━━━ GIVEN DATA ━━━

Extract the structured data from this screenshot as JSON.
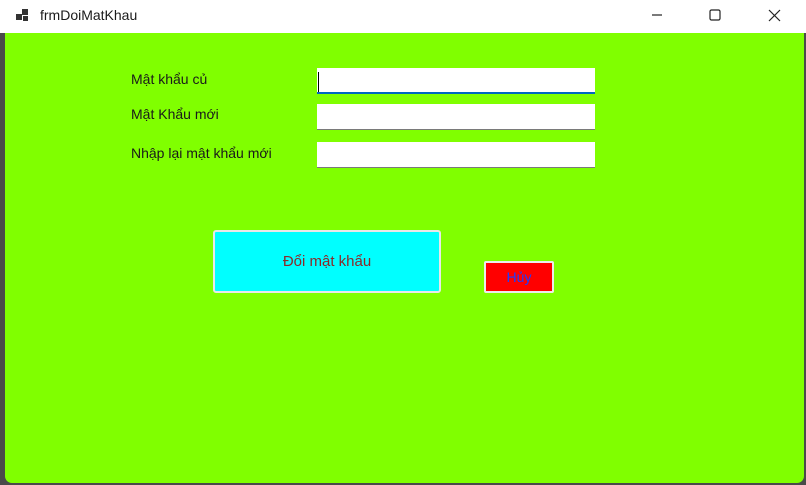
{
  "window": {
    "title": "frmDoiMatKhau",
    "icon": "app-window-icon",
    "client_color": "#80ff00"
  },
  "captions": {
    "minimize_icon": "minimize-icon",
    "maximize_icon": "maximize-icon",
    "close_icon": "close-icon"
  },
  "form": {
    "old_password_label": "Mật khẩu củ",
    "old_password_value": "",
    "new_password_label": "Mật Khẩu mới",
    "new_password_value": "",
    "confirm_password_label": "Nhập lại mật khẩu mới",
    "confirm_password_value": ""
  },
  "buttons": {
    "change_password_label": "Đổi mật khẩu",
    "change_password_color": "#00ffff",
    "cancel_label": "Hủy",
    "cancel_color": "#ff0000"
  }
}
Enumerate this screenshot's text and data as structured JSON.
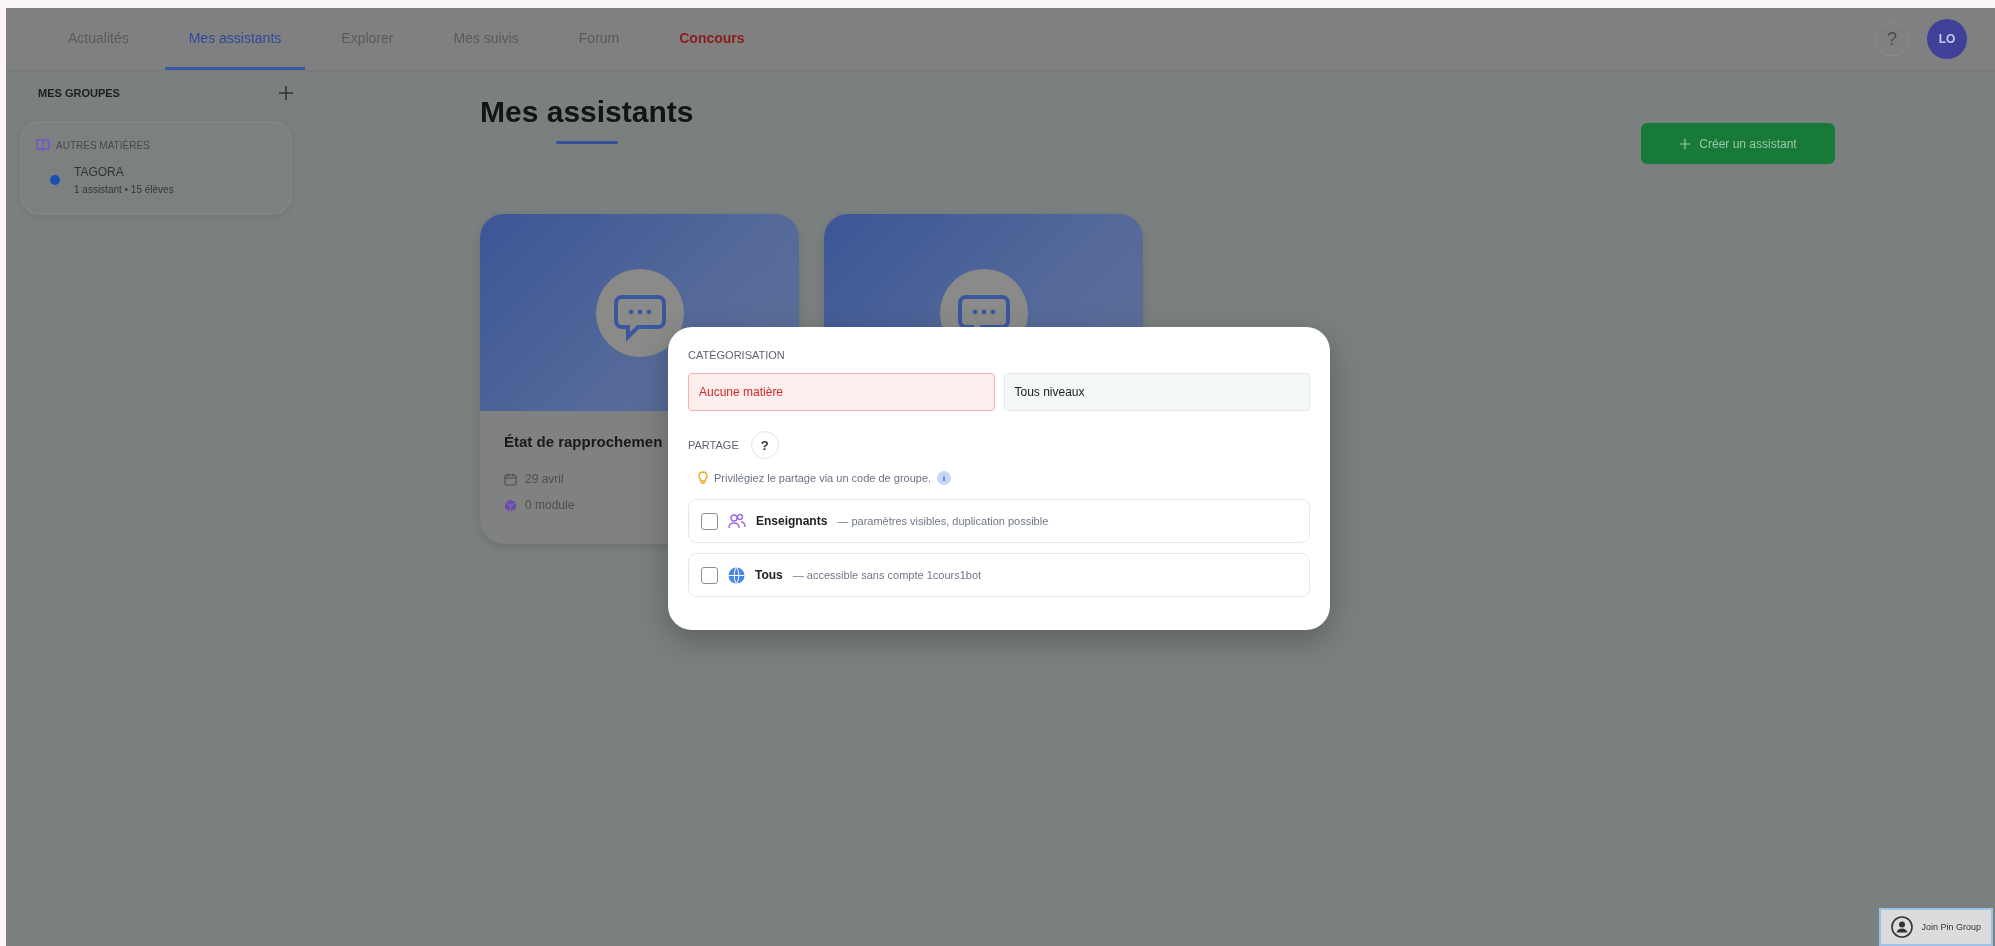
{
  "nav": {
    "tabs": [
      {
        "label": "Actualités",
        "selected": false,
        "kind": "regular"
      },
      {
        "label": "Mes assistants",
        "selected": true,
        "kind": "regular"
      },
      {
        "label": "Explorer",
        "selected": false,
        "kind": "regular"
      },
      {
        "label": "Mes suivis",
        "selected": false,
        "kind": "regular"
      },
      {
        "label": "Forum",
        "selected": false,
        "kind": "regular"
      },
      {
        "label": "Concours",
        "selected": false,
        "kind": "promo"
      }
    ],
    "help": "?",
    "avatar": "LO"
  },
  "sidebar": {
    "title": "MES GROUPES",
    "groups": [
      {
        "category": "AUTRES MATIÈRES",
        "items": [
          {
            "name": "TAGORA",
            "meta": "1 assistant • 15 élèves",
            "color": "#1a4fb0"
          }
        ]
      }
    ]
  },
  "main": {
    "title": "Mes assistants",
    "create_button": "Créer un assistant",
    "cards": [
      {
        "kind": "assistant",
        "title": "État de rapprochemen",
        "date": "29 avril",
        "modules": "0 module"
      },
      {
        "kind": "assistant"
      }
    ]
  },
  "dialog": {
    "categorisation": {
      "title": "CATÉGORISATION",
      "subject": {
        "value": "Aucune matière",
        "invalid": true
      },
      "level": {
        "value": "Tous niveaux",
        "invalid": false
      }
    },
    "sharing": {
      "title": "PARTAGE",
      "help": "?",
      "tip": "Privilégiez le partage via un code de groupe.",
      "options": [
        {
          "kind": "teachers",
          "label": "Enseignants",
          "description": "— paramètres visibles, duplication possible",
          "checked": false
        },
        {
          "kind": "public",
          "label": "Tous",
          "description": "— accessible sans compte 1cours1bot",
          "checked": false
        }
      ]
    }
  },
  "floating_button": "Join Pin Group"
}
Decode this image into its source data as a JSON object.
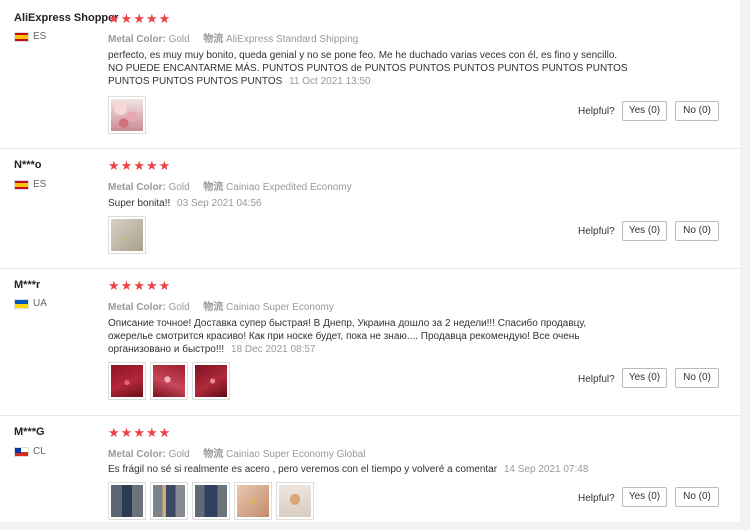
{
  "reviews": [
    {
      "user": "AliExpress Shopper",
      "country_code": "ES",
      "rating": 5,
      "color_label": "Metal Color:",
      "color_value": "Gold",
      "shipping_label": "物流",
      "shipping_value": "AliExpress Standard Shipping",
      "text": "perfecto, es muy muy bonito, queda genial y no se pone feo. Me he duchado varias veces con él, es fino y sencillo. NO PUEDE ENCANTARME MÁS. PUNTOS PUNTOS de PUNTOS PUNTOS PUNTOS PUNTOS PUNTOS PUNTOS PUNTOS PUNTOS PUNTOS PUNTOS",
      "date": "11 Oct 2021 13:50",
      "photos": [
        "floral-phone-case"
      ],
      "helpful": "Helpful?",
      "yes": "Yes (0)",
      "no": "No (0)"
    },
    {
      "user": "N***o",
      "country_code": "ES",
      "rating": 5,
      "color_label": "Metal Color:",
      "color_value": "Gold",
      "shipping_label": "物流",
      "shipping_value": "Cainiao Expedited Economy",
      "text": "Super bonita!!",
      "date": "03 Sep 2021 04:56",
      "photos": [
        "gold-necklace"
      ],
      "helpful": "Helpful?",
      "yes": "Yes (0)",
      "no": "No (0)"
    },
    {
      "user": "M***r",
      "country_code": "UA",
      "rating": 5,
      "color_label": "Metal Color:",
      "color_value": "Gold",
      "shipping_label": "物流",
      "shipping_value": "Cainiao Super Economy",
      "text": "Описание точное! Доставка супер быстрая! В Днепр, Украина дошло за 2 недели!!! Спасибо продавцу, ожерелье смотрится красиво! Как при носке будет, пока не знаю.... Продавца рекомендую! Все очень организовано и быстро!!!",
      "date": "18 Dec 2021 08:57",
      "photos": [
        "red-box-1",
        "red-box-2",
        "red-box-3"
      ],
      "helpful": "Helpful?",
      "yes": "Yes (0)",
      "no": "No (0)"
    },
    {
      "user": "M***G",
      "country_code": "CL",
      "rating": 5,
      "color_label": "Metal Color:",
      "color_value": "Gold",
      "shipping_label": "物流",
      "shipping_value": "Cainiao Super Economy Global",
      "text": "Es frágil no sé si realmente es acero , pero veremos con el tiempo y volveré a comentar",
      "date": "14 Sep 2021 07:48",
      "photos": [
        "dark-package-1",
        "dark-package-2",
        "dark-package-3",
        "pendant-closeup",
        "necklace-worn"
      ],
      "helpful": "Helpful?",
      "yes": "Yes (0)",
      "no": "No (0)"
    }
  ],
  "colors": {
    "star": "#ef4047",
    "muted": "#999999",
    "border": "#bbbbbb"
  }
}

━━━

_YOUR INSTRUCTIONS:_
From the entries above, output every line exactly and omit any image.

_EXERCISE RESULT:_
Extract the structured data from this screenshot as JSON.
{
  "window": {
    "title": "frmDoiMatKhau",
    "icon": "app-window-icon",
    "client_color": "#80ff00"
  },
  "captions": {
    "minimize_icon": "minimize-icon",
    "maximize_icon": "maximize-icon",
    "close_icon": "close-icon"
  },
  "form": {
    "old_password_label": "Mật khẩu củ",
    "old_password_value": "",
    "new_password_label": "Mật Khẩu mới",
    "new_password_value": "",
    "confirm_password_label": "Nhập lại mật khẩu mới",
    "confirm_password_value": ""
  },
  "buttons": {
    "change_password_label": "Đổi mật khẩu",
    "change_password_color": "#00ffff",
    "cancel_label": "Hủy",
    "cancel_color": "#ff0000"
  }
}
Enumerate this screenshot's text and data as structured JSON.
{
  "nav": {
    "tabs": [
      {
        "label": "Actualités",
        "selected": false,
        "kind": "regular"
      },
      {
        "label": "Mes assistants",
        "selected": true,
        "kind": "regular"
      },
      {
        "label": "Explorer",
        "selected": false,
        "kind": "regular"
      },
      {
        "label": "Mes suivis",
        "selected": false,
        "kind": "regular"
      },
      {
        "label": "Forum",
        "selected": false,
        "kind": "regular"
      },
      {
        "label": "Concours",
        "selected": false,
        "kind": "promo"
      }
    ],
    "help": "?",
    "avatar": "LO"
  },
  "sidebar": {
    "title": "MES GROUPES",
    "groups": [
      {
        "category": "AUTRES MATIÈRES",
        "items": [
          {
            "name": "TAGORA",
            "meta": "1 assistant • 15 élèves",
            "color": "#1a4fb0"
          }
        ]
      }
    ]
  },
  "main": {
    "title": "Mes assistants",
    "create_button": "Créer un assistant",
    "cards": [
      {
        "kind": "assistant",
        "title": "État de rapprochemen",
        "date": "29 avril",
        "modules": "0 module"
      },
      {
        "kind": "assistant"
      }
    ]
  },
  "dialog": {
    "categorisation": {
      "title": "CATÉGORISATION",
      "subject": {
        "value": "Aucune matière",
        "invalid": true
      },
      "level": {
        "value": "Tous niveaux",
        "invalid": false
      }
    },
    "sharing": {
      "title": "PARTAGE",
      "help": "?",
      "tip": "Privilégiez le partage via un code de groupe.",
      "options": [
        {
          "kind": "teachers",
          "label": "Enseignants",
          "description": "— paramètres visibles, duplication possible",
          "checked": false
        },
        {
          "kind": "public",
          "label": "Tous",
          "description": "— accessible sans compte 1cours1bot",
          "checked": false
        }
      ]
    }
  },
  "floating_button": "Join Pin Group"
}
Decode this image into its source data as a JSON object.
{
  "reviews": [
    {
      "user": "AliExpress Shopper",
      "country_code": "ES",
      "rating": 5,
      "color_label": "Metal Color:",
      "color_value": "Gold",
      "shipping_label": "物流",
      "shipping_value": "AliExpress Standard Shipping",
      "text": "perfecto, es muy muy bonito, queda genial y no se pone feo. Me he duchado varias veces con él, es fino y sencillo. NO PUEDE ENCANTARME MÁS. PUNTOS PUNTOS de PUNTOS PUNTOS PUNTOS PUNTOS PUNTOS PUNTOS PUNTOS PUNTOS PUNTOS PUNTOS",
      "date": "11 Oct 2021 13:50",
      "photos": [
        "floral-phone-case"
      ],
      "helpful": "Helpful?",
      "yes": "Yes (0)",
      "no": "No (0)"
    },
    {
      "user": "N***o",
      "country_code": "ES",
      "rating": 5,
      "color_label": "Metal Color:",
      "color_value": "Gold",
      "shipping_label": "物流",
      "shipping_value": "Cainiao Expedited Economy",
      "text": "Super bonita!!",
      "date": "03 Sep 2021 04:56",
      "photos": [
        "gold-necklace"
      ],
      "helpful": "Helpful?",
      "yes": "Yes (0)",
      "no": "No (0)"
    },
    {
      "user": "M***r",
      "country_code": "UA",
      "rating": 5,
      "color_label": "Metal Color:",
      "color_value": "Gold",
      "shipping_label": "物流",
      "shipping_value": "Cainiao Super Economy",
      "text": "Описание точное! Доставка супер быстрая! В Днепр, Украина дошло за 2 недели!!! Спасибо продавцу, ожерелье смотрится красиво! Как при носке будет, пока не знаю.... Продавца рекомендую! Все очень организовано и быстро!!!",
      "date": "18 Dec 2021 08:57",
      "photos": [
        "red-box-1",
        "red-box-2",
        "red-box-3"
      ],
      "helpful": "Helpful?",
      "yes": "Yes (0)",
      "no": "No (0)"
    },
    {
      "user": "M***G",
      "country_code": "CL",
      "rating": 5,
      "color_label": "Metal Color:",
      "color_value": "Gold",
      "shipping_label": "物流",
      "shipping_value": "Cainiao Super Economy Global",
      "text": "Es frágil no sé si realmente es acero , pero veremos con el tiempo y volveré a comentar",
      "date": "14 Sep 2021 07:48",
      "photos": [
        "dark-package-1",
        "dark-package-2",
        "dark-package-3",
        "pendant-closeup",
        "necklace-worn"
      ],
      "helpful": "Helpful?",
      "yes": "Yes (0)",
      "no": "No (0)"
    }
  ],
  "colors": {
    "star": "#ef4047",
    "muted": "#999999",
    "border": "#bbbbbb"
  }
}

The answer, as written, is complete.